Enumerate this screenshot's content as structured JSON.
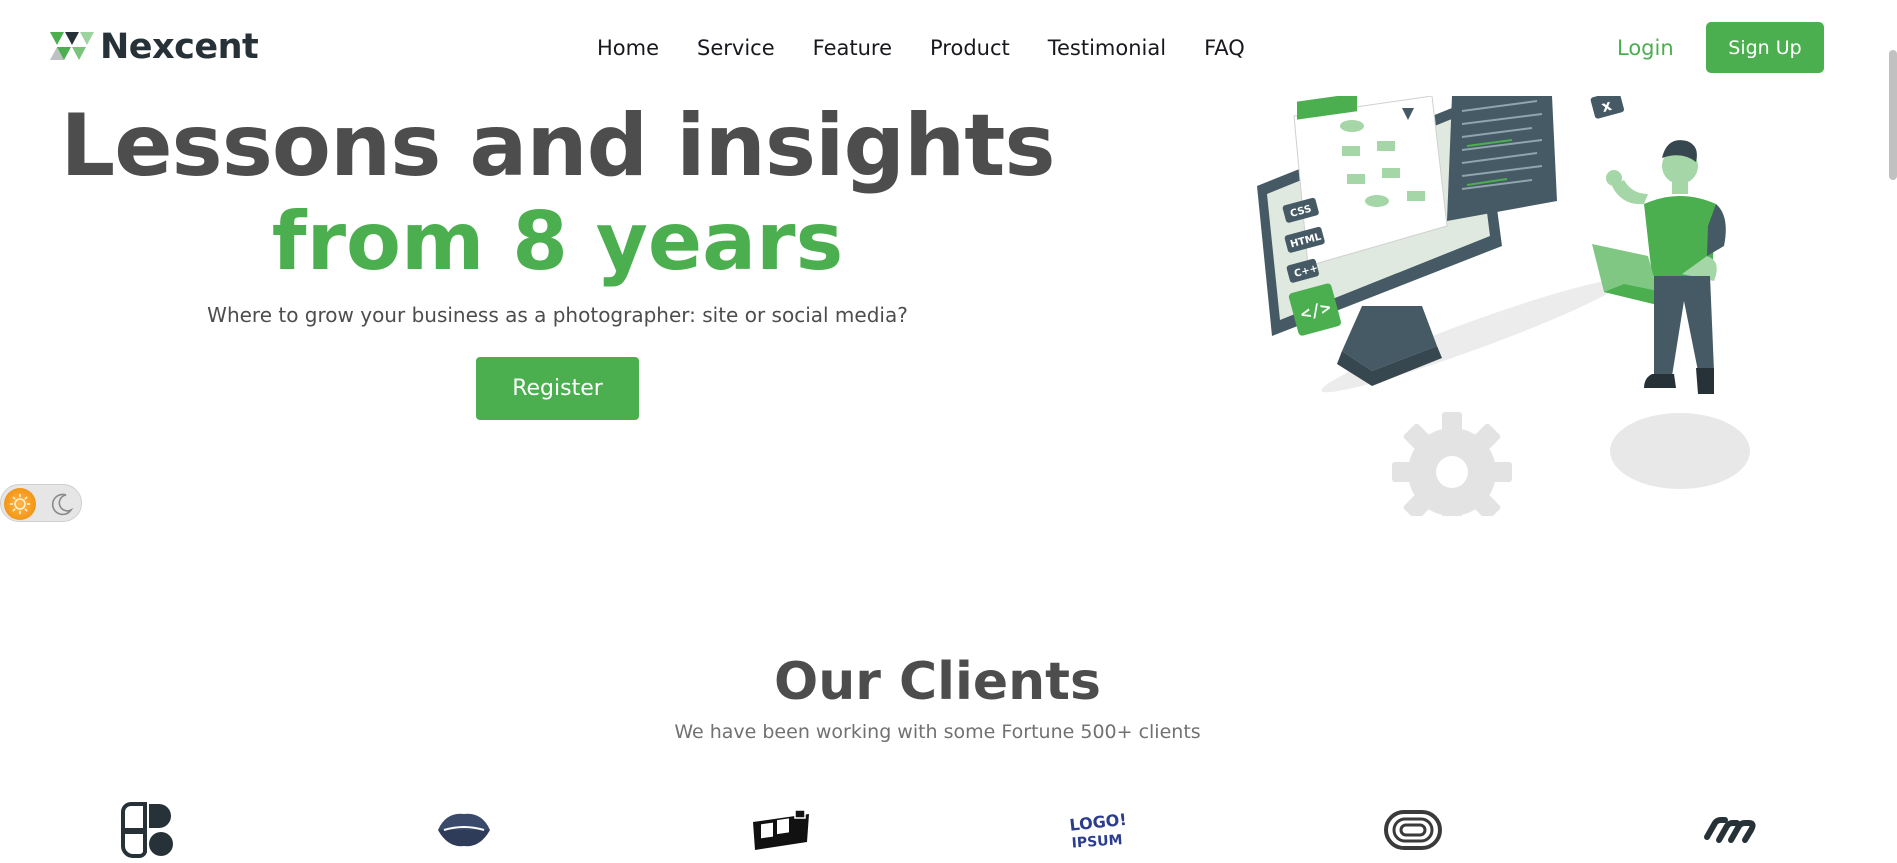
{
  "brand": {
    "name": "Nexcent",
    "logo_icon": "nexcent-triangles-logo-icon",
    "primary_color": "#4CAF4F",
    "dark_color": "#263238"
  },
  "nav": {
    "items": [
      {
        "label": "Home"
      },
      {
        "label": "Service"
      },
      {
        "label": "Feature"
      },
      {
        "label": "Product"
      },
      {
        "label": "Testimonial"
      },
      {
        "label": "FAQ"
      }
    ],
    "login_label": "Login",
    "signup_label": "Sign Up"
  },
  "hero": {
    "title_line1": "Lessons and insights",
    "title_line2": "from 8 years",
    "subtitle": "Where to grow your business as a photographer: site or social media?",
    "register_label": "Register",
    "illustration": "developer-with-laptop-and-monitor-illustration"
  },
  "theme_toggle": {
    "light_icon": "sun-icon",
    "dark_icon": "moon-icon",
    "mode": "light"
  },
  "clients": {
    "title": "Our Clients",
    "subtitle": "We have been working with some Fortune 500+ clients",
    "logos": [
      {
        "icon": "client-logo-1-icon"
      },
      {
        "icon": "client-logo-2-icon"
      },
      {
        "icon": "client-logo-3-icon"
      },
      {
        "icon": "client-logo-4-icon",
        "text": "LOGO IPSUM"
      },
      {
        "icon": "client-logo-5-icon"
      },
      {
        "icon": "client-logo-6-icon"
      }
    ]
  }
}
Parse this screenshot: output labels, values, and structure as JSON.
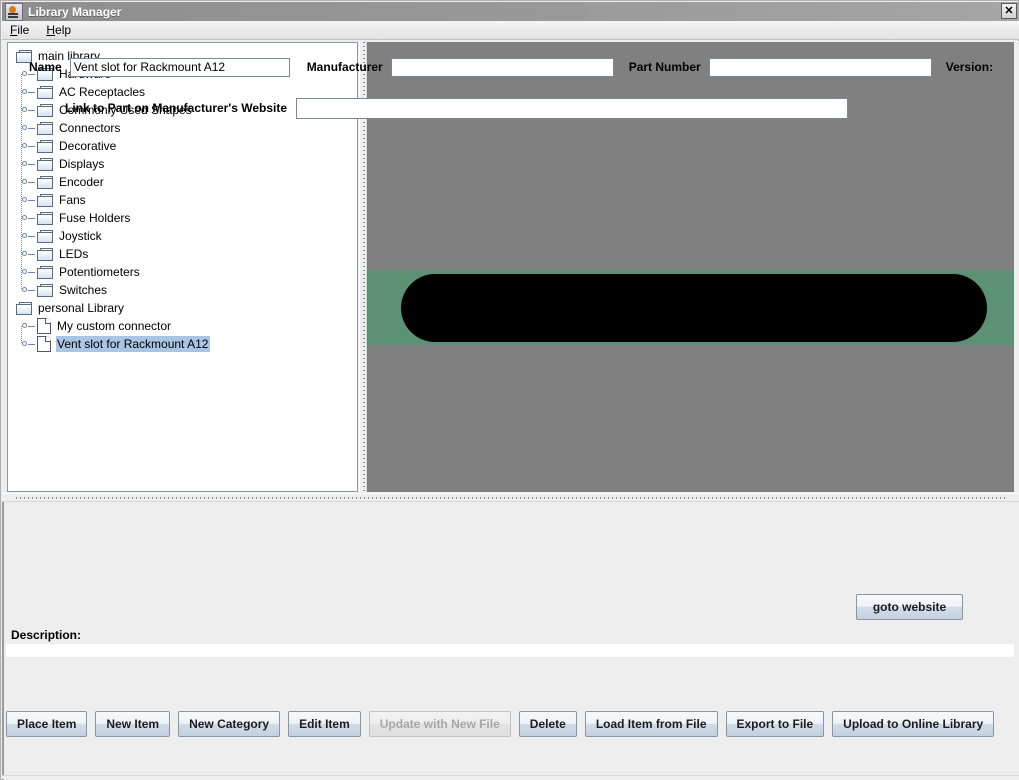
{
  "window": {
    "title": "Library Manager",
    "icon": "java-coffee-cup-icon",
    "close_label": "✕"
  },
  "menubar": {
    "items": [
      {
        "label": "File",
        "mnemonic": "F"
      },
      {
        "label": "Help",
        "mnemonic": "H"
      }
    ]
  },
  "tree": {
    "nodes": [
      {
        "label": "main library",
        "depth": 0,
        "type": "folder",
        "handle": false,
        "selected": false
      },
      {
        "label": "Hardware",
        "depth": 1,
        "type": "folder",
        "handle": true,
        "selected": false
      },
      {
        "label": "AC Receptacles",
        "depth": 1,
        "type": "folder",
        "handle": true,
        "selected": false
      },
      {
        "label": "Commonly Used Shapes",
        "depth": 1,
        "type": "folder",
        "handle": true,
        "selected": false
      },
      {
        "label": "Connectors",
        "depth": 1,
        "type": "folder",
        "handle": true,
        "selected": false
      },
      {
        "label": "Decorative",
        "depth": 1,
        "type": "folder",
        "handle": true,
        "selected": false
      },
      {
        "label": "Displays",
        "depth": 1,
        "type": "folder",
        "handle": true,
        "selected": false
      },
      {
        "label": "Encoder",
        "depth": 1,
        "type": "folder",
        "handle": true,
        "selected": false
      },
      {
        "label": "Fans",
        "depth": 1,
        "type": "folder",
        "handle": true,
        "selected": false
      },
      {
        "label": "Fuse Holders",
        "depth": 1,
        "type": "folder",
        "handle": true,
        "selected": false
      },
      {
        "label": "Joystick",
        "depth": 1,
        "type": "folder",
        "handle": true,
        "selected": false
      },
      {
        "label": "LEDs",
        "depth": 1,
        "type": "folder",
        "handle": true,
        "selected": false
      },
      {
        "label": "Potentiometers",
        "depth": 1,
        "type": "folder",
        "handle": true,
        "selected": false
      },
      {
        "label": "Switches",
        "depth": 1,
        "type": "folder",
        "handle": true,
        "selected": false
      },
      {
        "label": "personal Library",
        "depth": 0,
        "type": "folder",
        "handle": false,
        "selected": false
      },
      {
        "label": "My custom connector",
        "depth": 1,
        "type": "file",
        "handle": true,
        "selected": false
      },
      {
        "label": "Vent slot for Rackmount A12",
        "depth": 1,
        "type": "file",
        "handle": true,
        "selected": true
      }
    ]
  },
  "preview": {
    "background_color": "#808080",
    "band_color": "#5d9173",
    "shape_color": "#000000",
    "shape": "rounded-rectangle-vent-slot"
  },
  "detail": {
    "name_label": "Name",
    "name_value": "Vent slot for Rackmount A12",
    "manufacturer_label": "Manufacturer",
    "manufacturer_value": "",
    "part_number_label": "Part Number",
    "part_number_value": "",
    "version_label": "Version:",
    "link_label": "Link to Part on Manufacturer's Website",
    "link_value": "",
    "goto_website_label": "goto website",
    "description_label": "Description:",
    "description_value": ""
  },
  "buttons": [
    {
      "label": "Place Item",
      "enabled": true
    },
    {
      "label": "New Item",
      "enabled": true
    },
    {
      "label": "New Category",
      "enabled": true
    },
    {
      "label": "Edit Item",
      "enabled": true
    },
    {
      "label": "Update with New File",
      "enabled": false
    },
    {
      "label": "Delete",
      "enabled": true
    },
    {
      "label": "Load Item from File",
      "enabled": true
    },
    {
      "label": "Export to File",
      "enabled": true
    },
    {
      "label": "Upload to Online Library",
      "enabled": true
    }
  ]
}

━━━━━━

*What you have to do*:
Transcribe every record above exactly as written, leaving out any pictures.

*Answer to this exercise*:
Enumerate this screenshot's content as structured JSON.
{
  "brand": {
    "name": "Nexcent",
    "logo_icon": "nexcent-triangles-logo-icon",
    "primary_color": "#4CAF4F",
    "dark_color": "#263238"
  },
  "nav": {
    "items": [
      {
        "label": "Home"
      },
      {
        "label": "Service"
      },
      {
        "label": "Feature"
      },
      {
        "label": "Product"
      },
      {
        "label": "Testimonial"
      },
      {
        "label": "FAQ"
      }
    ],
    "login_label": "Login",
    "signup_label": "Sign Up"
  },
  "hero": {
    "title_line1": "Lessons and insights",
    "title_line2": "from 8 years",
    "subtitle": "Where to grow your business as a photographer: site or social media?",
    "register_label": "Register",
    "illustration": "developer-with-laptop-and-monitor-illustration"
  },
  "theme_toggle": {
    "light_icon": "sun-icon",
    "dark_icon": "moon-icon",
    "mode": "light"
  },
  "clients": {
    "title": "Our Clients",
    "subtitle": "We have been working with some Fortune 500+ clients",
    "logos": [
      {
        "icon": "client-logo-1-icon"
      },
      {
        "icon": "client-logo-2-icon"
      },
      {
        "icon": "client-logo-3-icon"
      },
      {
        "icon": "client-logo-4-icon",
        "text": "LOGO IPSUM"
      },
      {
        "icon": "client-logo-5-icon"
      },
      {
        "icon": "client-logo-6-icon"
      }
    ]
  }
}
Parse this screenshot: output labels, values, and structure as JSON.
{
  "window": {
    "title": "Library Manager",
    "icon": "java-coffee-cup-icon",
    "close_label": "✕"
  },
  "menubar": {
    "items": [
      {
        "label": "File",
        "mnemonic": "F"
      },
      {
        "label": "Help",
        "mnemonic": "H"
      }
    ]
  },
  "tree": {
    "nodes": [
      {
        "label": "main library",
        "depth": 0,
        "type": "folder",
        "handle": false,
        "selected": false
      },
      {
        "label": "Hardware",
        "depth": 1,
        "type": "folder",
        "handle": true,
        "selected": false
      },
      {
        "label": "AC Receptacles",
        "depth": 1,
        "type": "folder",
        "handle": true,
        "selected": false
      },
      {
        "label": "Commonly Used Shapes",
        "depth": 1,
        "type": "folder",
        "handle": true,
        "selected": false
      },
      {
        "label": "Connectors",
        "depth": 1,
        "type": "folder",
        "handle": true,
        "selected": false
      },
      {
        "label": "Decorative",
        "depth": 1,
        "type": "folder",
        "handle": true,
        "selected": false
      },
      {
        "label": "Displays",
        "depth": 1,
        "type": "folder",
        "handle": true,
        "selected": false
      },
      {
        "label": "Encoder",
        "depth": 1,
        "type": "folder",
        "handle": true,
        "selected": false
      },
      {
        "label": "Fans",
        "depth": 1,
        "type": "folder",
        "handle": true,
        "selected": false
      },
      {
        "label": "Fuse Holders",
        "depth": 1,
        "type": "folder",
        "handle": true,
        "selected": false
      },
      {
        "label": "Joystick",
        "depth": 1,
        "type": "folder",
        "handle": true,
        "selected": false
      },
      {
        "label": "LEDs",
        "depth": 1,
        "type": "folder",
        "handle": true,
        "selected": false
      },
      {
        "label": "Potentiometers",
        "depth": 1,
        "type": "folder",
        "handle": true,
        "selected": false
      },
      {
        "label": "Switches",
        "depth": 1,
        "type": "folder",
        "handle": true,
        "selected": false
      },
      {
        "label": "personal Library",
        "depth": 0,
        "type": "folder",
        "handle": false,
        "selected": false
      },
      {
        "label": "My custom connector",
        "depth": 1,
        "type": "file",
        "handle": true,
        "selected": false
      },
      {
        "label": "Vent slot for Rackmount A12",
        "depth": 1,
        "type": "file",
        "handle": true,
        "selected": true
      }
    ]
  },
  "preview": {
    "background_color": "#808080",
    "band_color": "#5d9173",
    "shape_color": "#000000",
    "shape": "rounded-rectangle-vent-slot"
  },
  "detail": {
    "name_label": "Name",
    "name_value": "Vent slot for Rackmount A12",
    "manufacturer_label": "Manufacturer",
    "manufacturer_value": "",
    "part_number_label": "Part Number",
    "part_number_value": "",
    "version_label": "Version:",
    "link_label": "Link to Part on Manufacturer's Website",
    "link_value": "",
    "goto_website_label": "goto website",
    "description_label": "Description:",
    "description_value": ""
  },
  "buttons": [
    {
      "label": "Place Item",
      "enabled": true
    },
    {
      "label": "New Item",
      "enabled": true
    },
    {
      "label": "New Category",
      "enabled": true
    },
    {
      "label": "Edit Item",
      "enabled": true
    },
    {
      "label": "Update with New File",
      "enabled": false
    },
    {
      "label": "Delete",
      "enabled": true
    },
    {
      "label": "Load Item from File",
      "enabled": true
    },
    {
      "label": "Export to File",
      "enabled": true
    },
    {
      "label": "Upload to Online Library",
      "enabled": true
    }
  ]
}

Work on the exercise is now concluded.